## THE REQUEST
Filter the entries, keeping every line with the word "recirculated".

BEGIN

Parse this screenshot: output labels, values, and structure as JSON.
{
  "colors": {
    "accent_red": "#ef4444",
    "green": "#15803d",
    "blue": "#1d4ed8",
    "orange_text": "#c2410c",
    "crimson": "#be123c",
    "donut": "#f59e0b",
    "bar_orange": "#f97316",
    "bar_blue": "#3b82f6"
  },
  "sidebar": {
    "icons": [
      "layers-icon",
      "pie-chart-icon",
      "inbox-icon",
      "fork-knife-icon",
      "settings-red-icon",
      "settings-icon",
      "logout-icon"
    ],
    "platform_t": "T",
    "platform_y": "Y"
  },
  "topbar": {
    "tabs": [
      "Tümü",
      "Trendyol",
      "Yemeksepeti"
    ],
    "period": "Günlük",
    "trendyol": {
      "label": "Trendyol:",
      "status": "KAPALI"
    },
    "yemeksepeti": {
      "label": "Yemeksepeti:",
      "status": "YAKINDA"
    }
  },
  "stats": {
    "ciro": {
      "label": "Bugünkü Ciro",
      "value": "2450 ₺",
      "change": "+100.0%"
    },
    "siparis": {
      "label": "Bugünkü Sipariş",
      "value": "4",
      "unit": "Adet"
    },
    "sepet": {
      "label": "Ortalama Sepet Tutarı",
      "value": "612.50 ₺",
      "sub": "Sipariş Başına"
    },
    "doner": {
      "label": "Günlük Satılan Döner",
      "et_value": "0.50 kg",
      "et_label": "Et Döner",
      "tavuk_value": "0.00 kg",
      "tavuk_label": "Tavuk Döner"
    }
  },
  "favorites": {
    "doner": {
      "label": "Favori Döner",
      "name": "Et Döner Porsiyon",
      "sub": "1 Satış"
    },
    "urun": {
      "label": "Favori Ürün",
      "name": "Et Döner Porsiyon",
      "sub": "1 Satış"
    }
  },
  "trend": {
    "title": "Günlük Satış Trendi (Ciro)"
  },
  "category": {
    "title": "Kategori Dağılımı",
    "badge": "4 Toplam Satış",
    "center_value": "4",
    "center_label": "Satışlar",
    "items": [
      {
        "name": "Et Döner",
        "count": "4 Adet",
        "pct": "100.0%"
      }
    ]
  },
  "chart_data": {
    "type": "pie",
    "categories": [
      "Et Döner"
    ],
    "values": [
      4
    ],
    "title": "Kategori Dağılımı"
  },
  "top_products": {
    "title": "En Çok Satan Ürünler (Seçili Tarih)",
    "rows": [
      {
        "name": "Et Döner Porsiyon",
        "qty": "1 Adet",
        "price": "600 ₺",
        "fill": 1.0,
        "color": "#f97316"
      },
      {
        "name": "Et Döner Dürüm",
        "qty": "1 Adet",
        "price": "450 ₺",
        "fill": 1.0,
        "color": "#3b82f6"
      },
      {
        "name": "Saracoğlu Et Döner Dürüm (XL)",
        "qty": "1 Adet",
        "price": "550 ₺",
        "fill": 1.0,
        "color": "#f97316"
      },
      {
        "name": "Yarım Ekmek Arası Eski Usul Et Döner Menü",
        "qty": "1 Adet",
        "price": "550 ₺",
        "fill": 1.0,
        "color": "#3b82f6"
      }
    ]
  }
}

END
BEGIN

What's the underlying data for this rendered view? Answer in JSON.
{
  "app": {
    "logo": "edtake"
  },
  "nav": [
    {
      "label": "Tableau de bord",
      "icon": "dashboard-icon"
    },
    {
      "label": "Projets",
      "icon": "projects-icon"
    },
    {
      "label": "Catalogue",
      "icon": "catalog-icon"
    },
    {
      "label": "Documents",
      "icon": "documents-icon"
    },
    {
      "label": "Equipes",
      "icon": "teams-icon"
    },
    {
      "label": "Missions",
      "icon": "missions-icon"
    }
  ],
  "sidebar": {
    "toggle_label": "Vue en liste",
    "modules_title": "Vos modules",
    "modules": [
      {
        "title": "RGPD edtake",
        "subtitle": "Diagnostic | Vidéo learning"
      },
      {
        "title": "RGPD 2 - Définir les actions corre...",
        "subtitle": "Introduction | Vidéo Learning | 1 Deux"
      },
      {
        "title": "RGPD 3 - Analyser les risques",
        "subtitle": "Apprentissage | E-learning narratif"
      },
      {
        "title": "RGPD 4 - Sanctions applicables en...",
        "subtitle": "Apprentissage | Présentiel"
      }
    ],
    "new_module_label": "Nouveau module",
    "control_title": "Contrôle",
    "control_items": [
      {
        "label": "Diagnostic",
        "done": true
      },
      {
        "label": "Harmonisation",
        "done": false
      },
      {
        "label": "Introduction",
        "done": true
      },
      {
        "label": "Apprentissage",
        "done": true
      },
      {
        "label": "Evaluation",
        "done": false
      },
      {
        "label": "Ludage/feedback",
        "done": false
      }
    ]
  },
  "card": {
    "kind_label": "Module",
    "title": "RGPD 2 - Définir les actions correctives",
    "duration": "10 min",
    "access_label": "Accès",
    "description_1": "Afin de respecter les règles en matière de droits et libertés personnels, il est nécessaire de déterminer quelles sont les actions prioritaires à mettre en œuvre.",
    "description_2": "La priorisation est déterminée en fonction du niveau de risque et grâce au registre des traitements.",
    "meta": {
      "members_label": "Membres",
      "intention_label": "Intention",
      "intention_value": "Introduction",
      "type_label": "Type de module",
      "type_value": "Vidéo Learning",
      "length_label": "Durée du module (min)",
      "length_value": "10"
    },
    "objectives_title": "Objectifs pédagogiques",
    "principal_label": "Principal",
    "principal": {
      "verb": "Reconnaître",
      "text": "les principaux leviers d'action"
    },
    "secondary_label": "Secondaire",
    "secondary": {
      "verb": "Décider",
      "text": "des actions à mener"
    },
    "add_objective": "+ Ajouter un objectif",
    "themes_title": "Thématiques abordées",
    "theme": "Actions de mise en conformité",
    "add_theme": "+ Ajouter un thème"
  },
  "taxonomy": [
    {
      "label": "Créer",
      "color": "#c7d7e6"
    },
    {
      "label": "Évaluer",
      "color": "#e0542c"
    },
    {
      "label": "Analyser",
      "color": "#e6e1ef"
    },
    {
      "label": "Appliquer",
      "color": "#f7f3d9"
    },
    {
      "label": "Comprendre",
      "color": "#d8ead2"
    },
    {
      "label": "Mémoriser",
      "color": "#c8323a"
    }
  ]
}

END
BEGIN

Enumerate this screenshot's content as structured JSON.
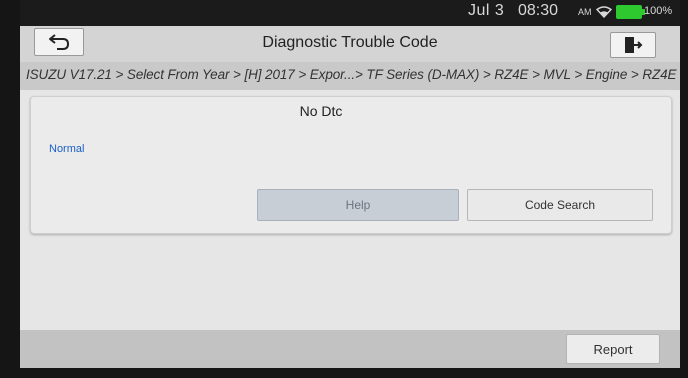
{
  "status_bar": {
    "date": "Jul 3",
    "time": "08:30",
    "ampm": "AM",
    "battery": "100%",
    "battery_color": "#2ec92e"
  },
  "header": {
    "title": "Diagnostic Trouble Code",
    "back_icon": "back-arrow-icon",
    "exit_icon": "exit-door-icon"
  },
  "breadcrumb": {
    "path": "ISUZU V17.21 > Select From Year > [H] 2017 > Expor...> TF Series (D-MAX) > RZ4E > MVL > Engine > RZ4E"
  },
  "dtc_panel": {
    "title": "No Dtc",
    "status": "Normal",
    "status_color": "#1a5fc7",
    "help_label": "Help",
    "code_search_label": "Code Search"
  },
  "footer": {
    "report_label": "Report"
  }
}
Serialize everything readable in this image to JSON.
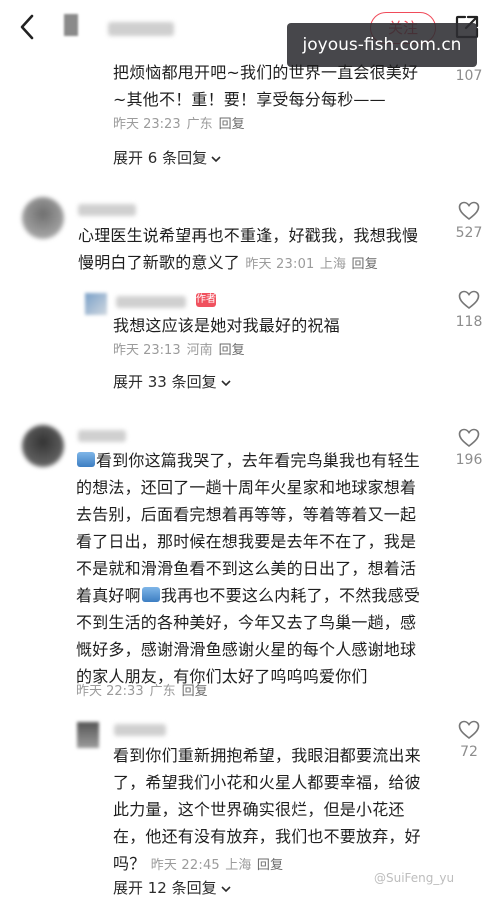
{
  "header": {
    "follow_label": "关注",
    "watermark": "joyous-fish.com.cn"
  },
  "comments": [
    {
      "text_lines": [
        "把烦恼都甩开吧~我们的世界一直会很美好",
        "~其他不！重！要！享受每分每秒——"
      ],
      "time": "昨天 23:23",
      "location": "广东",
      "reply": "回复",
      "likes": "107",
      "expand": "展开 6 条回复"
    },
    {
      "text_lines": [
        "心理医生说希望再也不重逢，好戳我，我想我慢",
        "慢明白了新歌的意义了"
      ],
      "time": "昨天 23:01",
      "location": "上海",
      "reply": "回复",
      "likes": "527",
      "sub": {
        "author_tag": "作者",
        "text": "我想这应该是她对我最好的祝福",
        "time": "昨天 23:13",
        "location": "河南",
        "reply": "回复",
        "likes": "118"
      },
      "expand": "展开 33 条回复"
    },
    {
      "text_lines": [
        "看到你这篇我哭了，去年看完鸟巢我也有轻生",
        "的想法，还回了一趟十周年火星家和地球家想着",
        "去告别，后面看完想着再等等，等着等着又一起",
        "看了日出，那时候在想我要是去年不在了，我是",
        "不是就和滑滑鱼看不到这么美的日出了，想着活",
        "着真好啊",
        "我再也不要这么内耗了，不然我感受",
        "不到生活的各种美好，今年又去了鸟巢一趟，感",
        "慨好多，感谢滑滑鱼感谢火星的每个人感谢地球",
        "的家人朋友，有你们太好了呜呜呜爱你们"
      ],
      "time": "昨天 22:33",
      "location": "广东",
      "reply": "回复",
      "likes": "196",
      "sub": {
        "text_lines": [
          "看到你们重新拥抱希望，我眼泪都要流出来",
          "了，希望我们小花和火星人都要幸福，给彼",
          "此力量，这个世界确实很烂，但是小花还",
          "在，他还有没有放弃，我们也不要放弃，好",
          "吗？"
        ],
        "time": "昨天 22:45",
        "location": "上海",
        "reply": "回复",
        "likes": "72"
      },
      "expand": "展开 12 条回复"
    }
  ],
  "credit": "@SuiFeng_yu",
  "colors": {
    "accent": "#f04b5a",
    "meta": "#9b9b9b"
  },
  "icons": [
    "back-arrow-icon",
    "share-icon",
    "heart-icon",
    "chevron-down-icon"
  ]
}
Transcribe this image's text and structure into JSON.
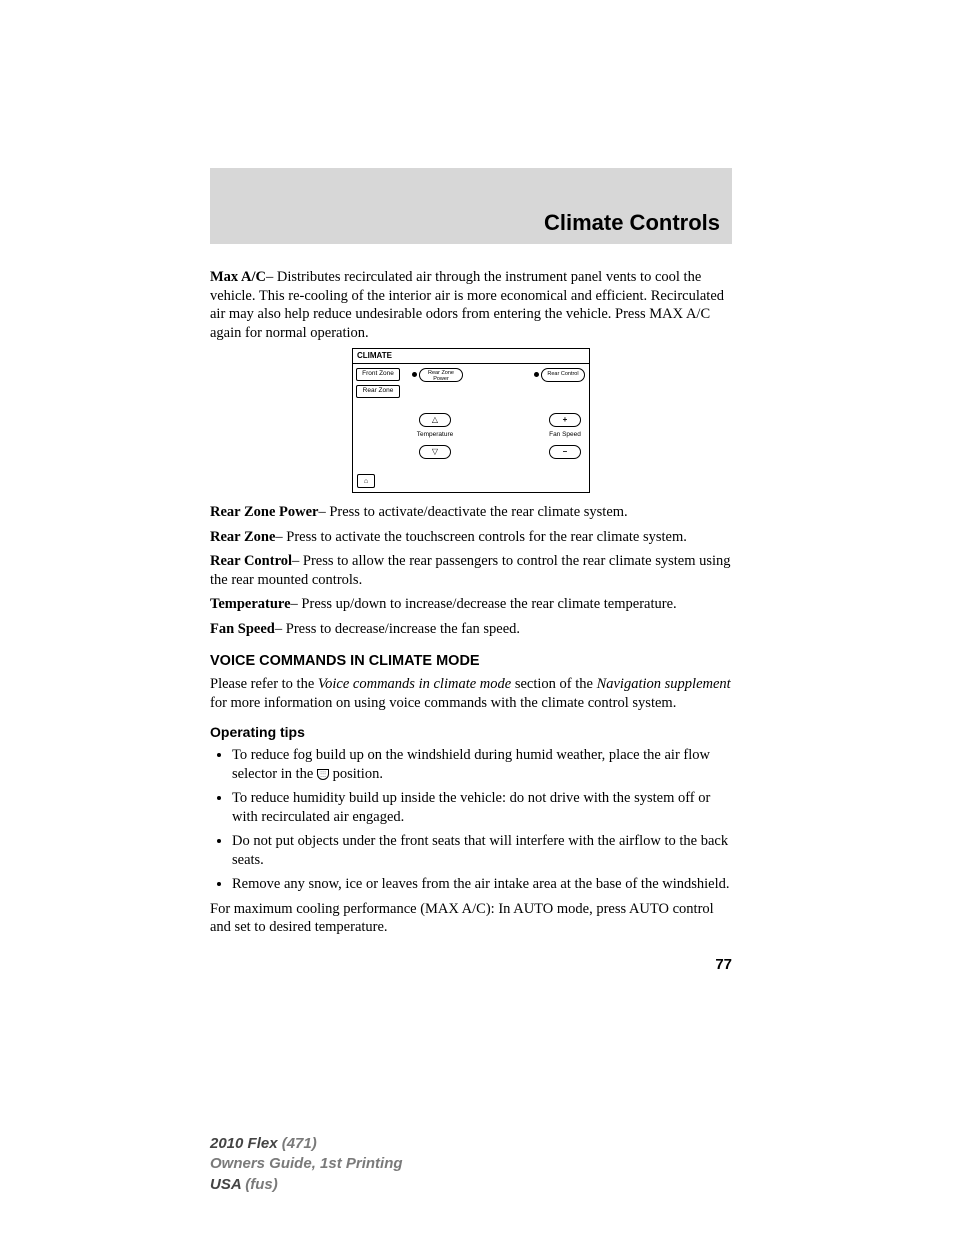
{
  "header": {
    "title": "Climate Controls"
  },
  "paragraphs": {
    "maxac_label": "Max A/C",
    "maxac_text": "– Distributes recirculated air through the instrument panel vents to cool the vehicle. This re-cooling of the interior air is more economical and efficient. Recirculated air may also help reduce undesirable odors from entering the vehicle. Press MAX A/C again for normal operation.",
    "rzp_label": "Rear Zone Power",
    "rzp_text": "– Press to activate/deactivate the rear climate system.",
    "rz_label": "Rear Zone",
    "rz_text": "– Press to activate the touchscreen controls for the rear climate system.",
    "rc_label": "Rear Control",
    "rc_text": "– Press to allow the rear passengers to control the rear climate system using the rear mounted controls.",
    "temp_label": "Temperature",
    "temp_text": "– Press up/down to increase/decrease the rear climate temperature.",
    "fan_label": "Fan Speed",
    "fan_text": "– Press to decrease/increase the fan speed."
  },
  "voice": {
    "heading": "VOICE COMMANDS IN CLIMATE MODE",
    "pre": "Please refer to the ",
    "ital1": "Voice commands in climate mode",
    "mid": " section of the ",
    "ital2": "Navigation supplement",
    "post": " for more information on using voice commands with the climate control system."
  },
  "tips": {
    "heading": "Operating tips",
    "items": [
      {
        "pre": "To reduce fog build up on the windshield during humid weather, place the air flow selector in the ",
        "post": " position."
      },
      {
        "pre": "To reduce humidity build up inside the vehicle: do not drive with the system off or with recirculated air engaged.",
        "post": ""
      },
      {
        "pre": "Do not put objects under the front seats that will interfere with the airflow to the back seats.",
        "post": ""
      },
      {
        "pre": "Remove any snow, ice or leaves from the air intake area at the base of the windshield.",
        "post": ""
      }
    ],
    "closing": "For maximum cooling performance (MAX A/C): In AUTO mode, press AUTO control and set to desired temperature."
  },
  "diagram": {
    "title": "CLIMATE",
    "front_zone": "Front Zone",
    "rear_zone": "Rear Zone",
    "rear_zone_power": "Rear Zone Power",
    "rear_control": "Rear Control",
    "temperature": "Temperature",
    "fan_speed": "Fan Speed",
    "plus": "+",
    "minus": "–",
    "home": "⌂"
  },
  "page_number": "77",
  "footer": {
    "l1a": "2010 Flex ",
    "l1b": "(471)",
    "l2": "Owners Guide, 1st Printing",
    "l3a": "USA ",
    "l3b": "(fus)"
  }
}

END

## ANSWER TO THE TASK
    "maxac_text": "– Distributes recirculated air through the instrument panel vents to cool the vehicle. This re-cooling of the interior air is more economical and efficient. Recirculated air may also help reduce undesirable odors from entering the vehicle. Press MAX A/C again for normal operation.",
        "pre": "To reduce humidity build up inside the vehicle: do not drive with the system off or with recirculated air engaged.",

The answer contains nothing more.